TASK GOAL ::
Which lines hold the word "تغییر"? Copy each one.

Extracted data entries
·····

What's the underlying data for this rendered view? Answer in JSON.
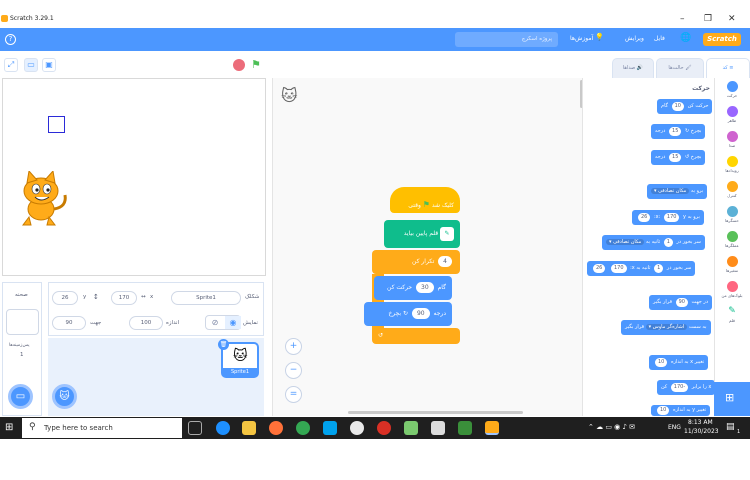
{
  "window": {
    "title": "Scratch 3.29.1",
    "minimize": "–",
    "maximize": "❐",
    "close": "✕"
  },
  "menubar": {
    "logo": "Scratch",
    "items": [
      "فایل",
      "ویرایش",
      "آموزش‌ها"
    ],
    "project_name": "پروژه اسکرچ",
    "globe": "🌐"
  },
  "stage_tools": {
    "small": "▭",
    "large": "▣",
    "full": "⤢"
  },
  "tabs": {
    "code": "کد",
    "costumes": "حالت‌ها",
    "sounds": "صداها"
  },
  "sprite_info": {
    "sprite_label": "شکلک",
    "sprite_name": "Sprite1",
    "x_label": "x",
    "x_value": "170",
    "y_label": "y",
    "y_value": "26",
    "show_label": "نمایش",
    "size_label": "اندازه",
    "size_value": "100",
    "direction_label": "جهت",
    "direction_value": "90"
  },
  "stage_panel": {
    "title": "صحنه",
    "backdrops_label": "پس‌زمینه‌ها",
    "backdrops_count": "1"
  },
  "sprites": [
    {
      "name": "Sprite1"
    }
  ],
  "script": {
    "when_flag": "وقتی",
    "when_flag_suffix": "کلیک شد",
    "pen_down": "قلم پایین بیاید",
    "repeat": "تکرار کن",
    "repeat_count": "4",
    "move": "حرکت کن",
    "move_steps": "30",
    "move_suffix": "گام",
    "turn": "بچرخ",
    "turn_degrees": "90",
    "turn_suffix": "درجه"
  },
  "palette": {
    "title": "حرکت",
    "blocks": [
      {
        "text": "حرکت کن",
        "value": "10",
        "suffix": "گام"
      },
      {
        "text": "بچرخ ↻",
        "value": "15",
        "suffix": "درجه"
      },
      {
        "text": "بچرخ ↺",
        "value": "15",
        "suffix": "درجه"
      },
      {
        "text": "برو به",
        "value": "مکان تصادفی ▾",
        "suffix": ""
      },
      {
        "text": "برو به x:",
        "value": "170",
        "suffix": "y:",
        "value2": "26"
      },
      {
        "text": "سر بخور در",
        "value": "1",
        "suffix": "ثانیه به",
        "value2": "مکان تصادفی ▾"
      },
      {
        "text": "سر بخور در",
        "value": "1",
        "suffix": "ثانیه به x:",
        "value2": "170",
        "value3": "26"
      },
      {
        "text": "در جهت",
        "value": "90",
        "suffix": "قرار بگیر"
      },
      {
        "text": "به سمت",
        "value": "اشاره‌گر ماوس ▾",
        "suffix": "قرار بگیر"
      },
      {
        "text": "تغییر x به اندازه",
        "value": "10",
        "suffix": ""
      },
      {
        "text": "x را برابر",
        "value": "-170",
        "suffix": "کن"
      },
      {
        "text": "تغییر y به اندازه",
        "value": "10",
        "suffix": ""
      }
    ]
  },
  "categories": [
    {
      "label": "حرکت",
      "color": "#4c97ff"
    },
    {
      "label": "ظاهر",
      "color": "#9966ff"
    },
    {
      "label": "صدا",
      "color": "#cf63cf"
    },
    {
      "label": "رویدادها",
      "color": "#ffd500"
    },
    {
      "label": "کنترل",
      "color": "#ffab19"
    },
    {
      "label": "حسگرها",
      "color": "#5cb1d6"
    },
    {
      "label": "عملگرها",
      "color": "#59c059"
    },
    {
      "label": "متغیرها",
      "color": "#ff8c1a"
    },
    {
      "label": "بلوک‌های من",
      "color": "#ff6680"
    },
    {
      "label": "قلم",
      "color": "#0fbd8c"
    }
  ],
  "zoom": {
    "in": "+",
    "out": "−",
    "reset": "="
  },
  "taskbar": {
    "search_placeholder": "Type here to search",
    "time": "8:13 AM",
    "date": "11/30/2023",
    "lang": "ENG",
    "notif_count": "1"
  }
}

·····

THE RESPONSE ::
        "text": "تغییر x به اندازه",
        "text": "تغییر y به اندازه",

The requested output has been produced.